▶ _Stated goal_:
Below are entries. Pull out all lines containing "JSON".

▶ _Records for this task_:

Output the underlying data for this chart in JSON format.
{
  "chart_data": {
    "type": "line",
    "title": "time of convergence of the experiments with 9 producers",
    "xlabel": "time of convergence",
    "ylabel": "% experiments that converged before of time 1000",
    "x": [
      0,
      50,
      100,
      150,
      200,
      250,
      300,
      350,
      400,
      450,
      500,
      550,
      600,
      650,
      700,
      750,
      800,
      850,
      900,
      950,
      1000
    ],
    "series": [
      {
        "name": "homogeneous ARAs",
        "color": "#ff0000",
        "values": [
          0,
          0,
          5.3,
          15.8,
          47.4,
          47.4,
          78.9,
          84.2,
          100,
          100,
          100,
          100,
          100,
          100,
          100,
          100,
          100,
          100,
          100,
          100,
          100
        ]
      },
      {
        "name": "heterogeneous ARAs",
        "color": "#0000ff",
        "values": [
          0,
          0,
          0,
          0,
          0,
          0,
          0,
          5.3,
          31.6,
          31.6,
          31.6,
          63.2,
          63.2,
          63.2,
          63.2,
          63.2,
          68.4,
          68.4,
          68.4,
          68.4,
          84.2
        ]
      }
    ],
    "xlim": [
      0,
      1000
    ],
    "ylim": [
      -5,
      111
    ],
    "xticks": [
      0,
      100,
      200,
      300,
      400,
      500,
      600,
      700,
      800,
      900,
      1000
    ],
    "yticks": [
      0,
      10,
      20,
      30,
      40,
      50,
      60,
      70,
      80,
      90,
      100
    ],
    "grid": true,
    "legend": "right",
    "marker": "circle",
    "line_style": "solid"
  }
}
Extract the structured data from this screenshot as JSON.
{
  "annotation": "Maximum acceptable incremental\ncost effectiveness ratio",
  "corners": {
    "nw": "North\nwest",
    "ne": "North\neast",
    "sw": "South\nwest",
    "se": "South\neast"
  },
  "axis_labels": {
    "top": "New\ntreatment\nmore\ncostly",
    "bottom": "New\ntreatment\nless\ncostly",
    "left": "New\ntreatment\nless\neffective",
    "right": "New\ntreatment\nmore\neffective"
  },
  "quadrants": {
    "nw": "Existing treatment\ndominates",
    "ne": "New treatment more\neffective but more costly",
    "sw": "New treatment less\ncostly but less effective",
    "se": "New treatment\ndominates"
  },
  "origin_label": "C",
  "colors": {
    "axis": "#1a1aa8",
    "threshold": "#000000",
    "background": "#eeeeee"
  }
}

▶ _Task result_:
Output the underlying data for this chart in JSON format.
Extract the structured data from this screenshot as JSON.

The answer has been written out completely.